> _TASK_
Set down the material once more, exactly as it appears.

> _RECORDS FOR THIS TASK_
##########

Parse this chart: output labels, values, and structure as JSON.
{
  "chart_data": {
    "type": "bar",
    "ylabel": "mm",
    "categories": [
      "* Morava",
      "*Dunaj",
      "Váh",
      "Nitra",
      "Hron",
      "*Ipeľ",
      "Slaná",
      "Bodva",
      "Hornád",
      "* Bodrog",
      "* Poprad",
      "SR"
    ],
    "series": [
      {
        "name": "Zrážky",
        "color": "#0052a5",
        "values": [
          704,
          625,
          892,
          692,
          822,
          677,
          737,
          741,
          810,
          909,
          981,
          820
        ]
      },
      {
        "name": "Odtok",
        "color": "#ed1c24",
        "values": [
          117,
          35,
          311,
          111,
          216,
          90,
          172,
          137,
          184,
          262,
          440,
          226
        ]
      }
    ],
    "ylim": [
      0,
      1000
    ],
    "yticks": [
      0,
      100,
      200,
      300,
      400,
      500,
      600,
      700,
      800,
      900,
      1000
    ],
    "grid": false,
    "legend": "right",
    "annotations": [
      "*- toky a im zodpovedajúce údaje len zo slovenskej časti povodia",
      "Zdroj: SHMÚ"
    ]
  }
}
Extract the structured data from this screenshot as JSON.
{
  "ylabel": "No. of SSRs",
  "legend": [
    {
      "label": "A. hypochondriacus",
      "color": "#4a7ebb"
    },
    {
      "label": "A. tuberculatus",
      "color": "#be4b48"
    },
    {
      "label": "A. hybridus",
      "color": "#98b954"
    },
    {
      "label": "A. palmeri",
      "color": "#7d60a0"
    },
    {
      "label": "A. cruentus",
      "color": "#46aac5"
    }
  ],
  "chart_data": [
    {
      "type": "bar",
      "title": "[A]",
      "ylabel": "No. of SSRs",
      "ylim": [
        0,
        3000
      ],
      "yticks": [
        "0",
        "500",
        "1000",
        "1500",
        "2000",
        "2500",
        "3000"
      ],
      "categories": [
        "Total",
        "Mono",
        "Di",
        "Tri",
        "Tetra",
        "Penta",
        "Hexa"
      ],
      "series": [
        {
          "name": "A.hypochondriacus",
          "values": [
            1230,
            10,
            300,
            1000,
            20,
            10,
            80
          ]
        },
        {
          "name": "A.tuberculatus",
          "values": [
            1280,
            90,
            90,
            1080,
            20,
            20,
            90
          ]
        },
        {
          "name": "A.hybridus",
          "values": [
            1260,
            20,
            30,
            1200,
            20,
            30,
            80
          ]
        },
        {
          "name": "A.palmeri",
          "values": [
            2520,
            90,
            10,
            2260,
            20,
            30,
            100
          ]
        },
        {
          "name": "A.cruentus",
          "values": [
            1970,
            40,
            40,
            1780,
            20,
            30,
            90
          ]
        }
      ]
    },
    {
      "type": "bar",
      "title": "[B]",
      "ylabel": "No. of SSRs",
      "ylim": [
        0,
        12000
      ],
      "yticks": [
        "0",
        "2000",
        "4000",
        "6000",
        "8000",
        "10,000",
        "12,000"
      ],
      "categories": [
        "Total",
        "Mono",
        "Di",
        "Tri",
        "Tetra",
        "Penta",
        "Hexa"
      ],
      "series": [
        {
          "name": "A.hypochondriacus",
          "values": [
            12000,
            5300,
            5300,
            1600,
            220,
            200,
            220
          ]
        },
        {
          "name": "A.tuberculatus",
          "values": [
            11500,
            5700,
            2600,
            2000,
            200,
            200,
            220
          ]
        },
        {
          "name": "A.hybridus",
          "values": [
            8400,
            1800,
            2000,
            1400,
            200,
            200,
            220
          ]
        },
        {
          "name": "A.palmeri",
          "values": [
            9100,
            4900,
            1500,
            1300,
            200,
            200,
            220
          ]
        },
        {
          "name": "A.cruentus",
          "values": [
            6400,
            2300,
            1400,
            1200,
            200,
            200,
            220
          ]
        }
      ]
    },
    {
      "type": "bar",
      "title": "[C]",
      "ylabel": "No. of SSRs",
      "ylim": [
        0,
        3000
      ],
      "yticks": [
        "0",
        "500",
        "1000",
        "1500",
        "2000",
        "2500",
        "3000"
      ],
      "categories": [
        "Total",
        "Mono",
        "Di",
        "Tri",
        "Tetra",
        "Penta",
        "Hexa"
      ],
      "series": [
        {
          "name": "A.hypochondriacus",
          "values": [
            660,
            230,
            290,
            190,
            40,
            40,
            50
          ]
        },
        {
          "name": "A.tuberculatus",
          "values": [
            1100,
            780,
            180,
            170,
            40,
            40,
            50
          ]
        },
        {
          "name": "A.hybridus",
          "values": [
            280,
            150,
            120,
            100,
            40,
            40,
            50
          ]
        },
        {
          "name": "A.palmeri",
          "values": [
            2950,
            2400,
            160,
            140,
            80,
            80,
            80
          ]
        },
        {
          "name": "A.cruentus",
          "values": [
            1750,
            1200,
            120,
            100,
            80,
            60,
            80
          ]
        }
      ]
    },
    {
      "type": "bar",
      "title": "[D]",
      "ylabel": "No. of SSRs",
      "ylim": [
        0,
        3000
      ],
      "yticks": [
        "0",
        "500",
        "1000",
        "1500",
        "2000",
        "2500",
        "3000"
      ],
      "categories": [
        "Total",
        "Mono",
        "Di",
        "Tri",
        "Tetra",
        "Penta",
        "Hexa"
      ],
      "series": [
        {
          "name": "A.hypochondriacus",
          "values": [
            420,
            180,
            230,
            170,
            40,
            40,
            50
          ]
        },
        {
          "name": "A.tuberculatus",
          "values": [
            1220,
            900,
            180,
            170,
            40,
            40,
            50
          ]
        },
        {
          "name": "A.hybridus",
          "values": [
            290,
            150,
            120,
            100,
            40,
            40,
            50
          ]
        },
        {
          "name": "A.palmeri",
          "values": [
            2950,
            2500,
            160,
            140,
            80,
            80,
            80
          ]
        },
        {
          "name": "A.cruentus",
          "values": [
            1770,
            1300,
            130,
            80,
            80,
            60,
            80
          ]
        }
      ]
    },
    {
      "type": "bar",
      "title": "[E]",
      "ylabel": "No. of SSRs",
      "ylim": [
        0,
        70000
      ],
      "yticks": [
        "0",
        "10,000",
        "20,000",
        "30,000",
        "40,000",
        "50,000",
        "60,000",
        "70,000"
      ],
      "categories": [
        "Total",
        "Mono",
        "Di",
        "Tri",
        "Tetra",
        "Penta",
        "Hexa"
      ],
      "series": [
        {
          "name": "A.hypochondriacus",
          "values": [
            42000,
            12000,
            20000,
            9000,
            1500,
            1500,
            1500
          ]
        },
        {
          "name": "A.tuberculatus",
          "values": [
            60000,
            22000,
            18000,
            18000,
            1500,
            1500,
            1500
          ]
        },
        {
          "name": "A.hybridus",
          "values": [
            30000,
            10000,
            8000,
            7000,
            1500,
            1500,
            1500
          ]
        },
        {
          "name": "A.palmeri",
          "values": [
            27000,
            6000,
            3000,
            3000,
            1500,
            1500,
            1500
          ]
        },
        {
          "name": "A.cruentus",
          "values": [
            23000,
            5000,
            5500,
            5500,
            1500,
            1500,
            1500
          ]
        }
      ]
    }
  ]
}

##########

> _RESULT BELOW_
Parse this chart: output labels, values, and structure as JSON.
{
  "chart_data": {
    "type": "bar",
    "ylabel": "mm",
    "categories": [
      "* Morava",
      "*Dunaj",
      "Váh",
      "Nitra",
      "Hron",
      "*Ipeľ",
      "Slaná",
      "Bodva",
      "Hornád",
      "* Bodrog",
      "* Poprad",
      "SR"
    ],
    "series": [
      {
        "name": "Zrážky",
        "color": "#0052a5",
        "values": [
          704,
          625,
          892,
          692,
          822,
          677,
          737,
          741,
          810,
          909,
          981,
          820
        ]
      },
      {
        "name": "Odtok",
        "color": "#ed1c24",
        "values": [
          117,
          35,
          311,
          111,
          216,
          90,
          172,
          137,
          184,
          262,
          440,
          226
        ]
      }
    ],
    "ylim": [
      0,
      1000
    ],
    "yticks": [
      0,
      100,
      200,
      300,
      400,
      500,
      600,
      700,
      800,
      900,
      1000
    ],
    "grid": false,
    "legend": "right",
    "annotations": [
      "*- toky a im zodpovedajúce údaje len zo slovenskej časti povodia",
      "Zdroj: SHMÚ"
    ]
  }
}
Extract the structured data from this screenshot as JSON.
{
  "ylabel": "No. of SSRs",
  "legend": [
    {
      "label": "A. hypochondriacus",
      "color": "#4a7ebb"
    },
    {
      "label": "A. tuberculatus",
      "color": "#be4b48"
    },
    {
      "label": "A. hybridus",
      "color": "#98b954"
    },
    {
      "label": "A. palmeri",
      "color": "#7d60a0"
    },
    {
      "label": "A. cruentus",
      "color": "#46aac5"
    }
  ],
  "chart_data": [
    {
      "type": "bar",
      "title": "[A]",
      "ylabel": "No. of SSRs",
      "ylim": [
        0,
        3000
      ],
      "yticks": [
        "0",
        "500",
        "1000",
        "1500",
        "2000",
        "2500",
        "3000"
      ],
      "categories": [
        "Total",
        "Mono",
        "Di",
        "Tri",
        "Tetra",
        "Penta",
        "Hexa"
      ],
      "series": [
        {
          "name": "A.hypochondriacus",
          "values": [
            1230,
            10,
            300,
            1000,
            20,
            10,
            80
          ]
        },
        {
          "name": "A.tuberculatus",
          "values": [
            1280,
            90,
            90,
            1080,
            20,
            20,
            90
          ]
        },
        {
          "name": "A.hybridus",
          "values": [
            1260,
            20,
            30,
            1200,
            20,
            30,
            80
          ]
        },
        {
          "name": "A.palmeri",
          "values": [
            2520,
            90,
            10,
            2260,
            20,
            30,
            100
          ]
        },
        {
          "name": "A.cruentus",
          "values": [
            1970,
            40,
            40,
            1780,
            20,
            30,
            90
          ]
        }
      ]
    },
    {
      "type": "bar",
      "title": "[B]",
      "ylabel": "No. of SSRs",
      "ylim": [
        0,
        12000
      ],
      "yticks": [
        "0",
        "2000",
        "4000",
        "6000",
        "8000",
        "10,000",
        "12,000"
      ],
      "categories": [
        "Total",
        "Mono",
        "Di",
        "Tri",
        "Tetra",
        "Penta",
        "Hexa"
      ],
      "series": [
        {
          "name": "A.hypochondriacus",
          "values": [
            12000,
            5300,
            5300,
            1600,
            220,
            200,
            220
          ]
        },
        {
          "name": "A.tuberculatus",
          "values": [
            11500,
            5700,
            2600,
            2000,
            200,
            200,
            220
          ]
        },
        {
          "name": "A.hybridus",
          "values": [
            8400,
            1800,
            2000,
            1400,
            200,
            200,
            220
          ]
        },
        {
          "name": "A.palmeri",
          "values": [
            9100,
            4900,
            1500,
            1300,
            200,
            200,
            220
          ]
        },
        {
          "name": "A.cruentus",
          "values": [
            6400,
            2300,
            1400,
            1200,
            200,
            200,
            220
          ]
        }
      ]
    },
    {
      "type": "bar",
      "title": "[C]",
      "ylabel": "No. of SSRs",
      "ylim": [
        0,
        3000
      ],
      "yticks": [
        "0",
        "500",
        "1000",
        "1500",
        "2000",
        "2500",
        "3000"
      ],
      "categories": [
        "Total",
        "Mono",
        "Di",
        "Tri",
        "Tetra",
        "Penta",
        "Hexa"
      ],
      "series": [
        {
          "name": "A.hypochondriacus",
          "values": [
            660,
            230,
            290,
            190,
            40,
            40,
            50
          ]
        },
        {
          "name": "A.tuberculatus",
          "values": [
            1100,
            780,
            180,
            170,
            40,
            40,
            50
          ]
        },
        {
          "name": "A.hybridus",
          "values": [
            280,
            150,
            120,
            100,
            40,
            40,
            50
          ]
        },
        {
          "name": "A.palmeri",
          "values": [
            2950,
            2400,
            160,
            140,
            80,
            80,
            80
          ]
        },
        {
          "name": "A.cruentus",
          "values": [
            1750,
            1200,
            120,
            100,
            80,
            60,
            80
          ]
        }
      ]
    },
    {
      "type": "bar",
      "title": "[D]",
      "ylabel": "No. of SSRs",
      "ylim": [
        0,
        3000
      ],
      "yticks": [
        "0",
        "500",
        "1000",
        "1500",
        "2000",
        "2500",
        "3000"
      ],
      "categories": [
        "Total",
        "Mono",
        "Di",
        "Tri",
        "Tetra",
        "Penta",
        "Hexa"
      ],
      "series": [
        {
          "name": "A.hypochondriacus",
          "values": [
            420,
            180,
            230,
            170,
            40,
            40,
            50
          ]
        },
        {
          "name": "A.tuberculatus",
          "values": [
            1220,
            900,
            180,
            170,
            40,
            40,
            50
          ]
        },
        {
          "name": "A.hybridus",
          "values": [
            290,
            150,
            120,
            100,
            40,
            40,
            50
          ]
        },
        {
          "name": "A.palmeri",
          "values": [
            2950,
            2500,
            160,
            140,
            80,
            80,
            80
          ]
        },
        {
          "name": "A.cruentus",
          "values": [
            1770,
            1300,
            130,
            80,
            80,
            60,
            80
          ]
        }
      ]
    },
    {
      "type": "bar",
      "title": "[E]",
      "ylabel": "No. of SSRs",
      "ylim": [
        0,
        70000
      ],
      "yticks": [
        "0",
        "10,000",
        "20,000",
        "30,000",
        "40,000",
        "50,000",
        "60,000",
        "70,000"
      ],
      "categories": [
        "Total",
        "Mono",
        "Di",
        "Tri",
        "Tetra",
        "Penta",
        "Hexa"
      ],
      "series": [
        {
          "name": "A.hypochondriacus",
          "values": [
            42000,
            12000,
            20000,
            9000,
            1500,
            1500,
            1500
          ]
        },
        {
          "name": "A.tuberculatus",
          "values": [
            60000,
            22000,
            18000,
            18000,
            1500,
            1500,
            1500
          ]
        },
        {
          "name": "A.hybridus",
          "values": [
            30000,
            10000,
            8000,
            7000,
            1500,
            1500,
            1500
          ]
        },
        {
          "name": "A.palmeri",
          "values": [
            27000,
            6000,
            3000,
            3000,
            1500,
            1500,
            1500
          ]
        },
        {
          "name": "A.cruentus",
          "values": [
            23000,
            5000,
            5500,
            5500,
            1500,
            1500,
            1500
          ]
        }
      ]
    }
  ]
}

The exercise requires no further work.